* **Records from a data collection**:
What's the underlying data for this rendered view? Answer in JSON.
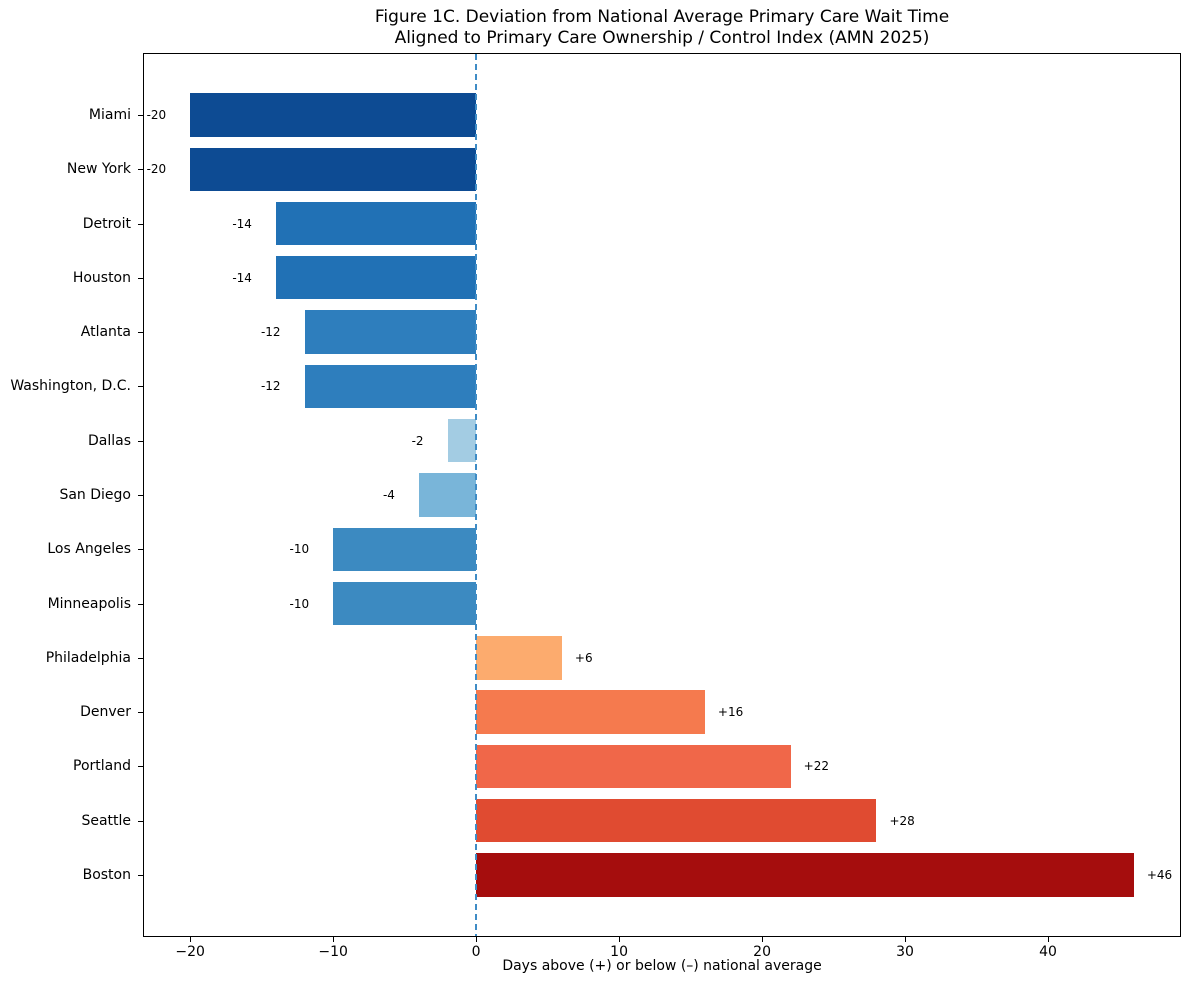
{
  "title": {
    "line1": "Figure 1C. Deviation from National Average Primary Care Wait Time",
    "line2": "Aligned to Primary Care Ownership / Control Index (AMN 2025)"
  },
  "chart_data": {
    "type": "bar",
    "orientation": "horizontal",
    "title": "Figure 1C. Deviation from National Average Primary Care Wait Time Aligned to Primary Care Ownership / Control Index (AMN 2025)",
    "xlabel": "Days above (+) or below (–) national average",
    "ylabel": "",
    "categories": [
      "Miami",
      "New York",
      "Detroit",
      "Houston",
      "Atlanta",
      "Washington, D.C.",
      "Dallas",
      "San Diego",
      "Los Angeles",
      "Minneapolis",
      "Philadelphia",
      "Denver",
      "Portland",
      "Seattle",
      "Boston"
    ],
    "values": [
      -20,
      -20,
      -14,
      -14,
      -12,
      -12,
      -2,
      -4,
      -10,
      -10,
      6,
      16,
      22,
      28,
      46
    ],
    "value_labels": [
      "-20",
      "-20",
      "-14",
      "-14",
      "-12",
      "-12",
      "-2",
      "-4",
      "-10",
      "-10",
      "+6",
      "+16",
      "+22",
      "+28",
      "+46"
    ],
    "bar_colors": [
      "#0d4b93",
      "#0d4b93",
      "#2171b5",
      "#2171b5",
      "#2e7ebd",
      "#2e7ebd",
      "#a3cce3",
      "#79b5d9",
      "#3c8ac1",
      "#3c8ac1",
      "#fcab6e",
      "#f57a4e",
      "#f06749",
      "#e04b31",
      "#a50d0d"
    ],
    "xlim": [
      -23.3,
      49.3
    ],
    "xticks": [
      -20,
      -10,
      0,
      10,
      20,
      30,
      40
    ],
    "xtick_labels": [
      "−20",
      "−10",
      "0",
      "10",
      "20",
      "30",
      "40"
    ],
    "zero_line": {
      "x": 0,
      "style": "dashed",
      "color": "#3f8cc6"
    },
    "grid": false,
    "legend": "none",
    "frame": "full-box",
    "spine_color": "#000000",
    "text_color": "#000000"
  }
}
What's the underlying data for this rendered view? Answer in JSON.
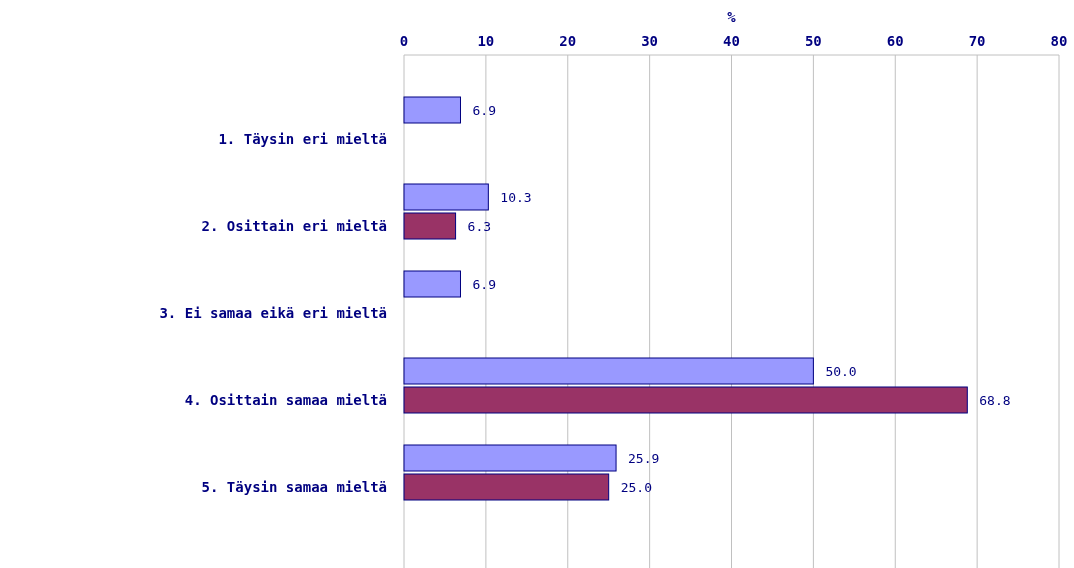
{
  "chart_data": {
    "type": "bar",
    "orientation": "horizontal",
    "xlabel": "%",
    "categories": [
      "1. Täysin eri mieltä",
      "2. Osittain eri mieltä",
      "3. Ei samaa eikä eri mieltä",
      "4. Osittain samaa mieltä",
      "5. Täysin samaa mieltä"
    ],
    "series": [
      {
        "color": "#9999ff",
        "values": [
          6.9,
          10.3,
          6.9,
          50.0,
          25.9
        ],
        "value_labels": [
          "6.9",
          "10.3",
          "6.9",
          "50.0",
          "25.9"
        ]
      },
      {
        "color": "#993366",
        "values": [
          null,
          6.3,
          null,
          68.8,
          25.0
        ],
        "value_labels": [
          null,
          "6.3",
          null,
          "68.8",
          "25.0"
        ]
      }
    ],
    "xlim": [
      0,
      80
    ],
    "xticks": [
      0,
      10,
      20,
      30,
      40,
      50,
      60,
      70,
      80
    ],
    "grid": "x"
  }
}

* **Exercise**:
Retype the whole listing exactly and leave the pictures out.

* **Written solution**:
What's the underlying data for this rendered view? Answer in JSON.
{
  "title": {
    "line1": "Figure 1C. Deviation from National Average Primary Care Wait Time",
    "line2": "Aligned to Primary Care Ownership / Control Index (AMN 2025)"
  },
  "chart_data": {
    "type": "bar",
    "orientation": "horizontal",
    "title": "Figure 1C. Deviation from National Average Primary Care Wait Time Aligned to Primary Care Ownership / Control Index (AMN 2025)",
    "xlabel": "Days above (+) or below (–) national average",
    "ylabel": "",
    "categories": [
      "Miami",
      "New York",
      "Detroit",
      "Houston",
      "Atlanta",
      "Washington, D.C.",
      "Dallas",
      "San Diego",
      "Los Angeles",
      "Minneapolis",
      "Philadelphia",
      "Denver",
      "Portland",
      "Seattle",
      "Boston"
    ],
    "values": [
      -20,
      -20,
      -14,
      -14,
      -12,
      -12,
      -2,
      -4,
      -10,
      -10,
      6,
      16,
      22,
      28,
      46
    ],
    "value_labels": [
      "-20",
      "-20",
      "-14",
      "-14",
      "-12",
      "-12",
      "-2",
      "-4",
      "-10",
      "-10",
      "+6",
      "+16",
      "+22",
      "+28",
      "+46"
    ],
    "bar_colors": [
      "#0d4b93",
      "#0d4b93",
      "#2171b5",
      "#2171b5",
      "#2e7ebd",
      "#2e7ebd",
      "#a3cce3",
      "#79b5d9",
      "#3c8ac1",
      "#3c8ac1",
      "#fcab6e",
      "#f57a4e",
      "#f06749",
      "#e04b31",
      "#a50d0d"
    ],
    "xlim": [
      -23.3,
      49.3
    ],
    "xticks": [
      -20,
      -10,
      0,
      10,
      20,
      30,
      40
    ],
    "xtick_labels": [
      "−20",
      "−10",
      "0",
      "10",
      "20",
      "30",
      "40"
    ],
    "zero_line": {
      "x": 0,
      "style": "dashed",
      "color": "#3f8cc6"
    },
    "grid": false,
    "legend": "none",
    "frame": "full-box",
    "spine_color": "#000000",
    "text_color": "#000000"
  }
}
What's the underlying data for this rendered view? Answer in JSON.
{
  "chart_data": {
    "type": "bar",
    "orientation": "horizontal",
    "xlabel": "%",
    "categories": [
      "1. Täysin eri mieltä",
      "2. Osittain eri mieltä",
      "3. Ei samaa eikä eri mieltä",
      "4. Osittain samaa mieltä",
      "5. Täysin samaa mieltä"
    ],
    "series": [
      {
        "color": "#9999ff",
        "values": [
          6.9,
          10.3,
          6.9,
          50.0,
          25.9
        ],
        "value_labels": [
          "6.9",
          "10.3",
          "6.9",
          "50.0",
          "25.9"
        ]
      },
      {
        "color": "#993366",
        "values": [
          null,
          6.3,
          null,
          68.8,
          25.0
        ],
        "value_labels": [
          null,
          "6.3",
          null,
          "68.8",
          "25.0"
        ]
      }
    ],
    "xlim": [
      0,
      80
    ],
    "xticks": [
      0,
      10,
      20,
      30,
      40,
      50,
      60,
      70,
      80
    ],
    "grid": "x"
  }
}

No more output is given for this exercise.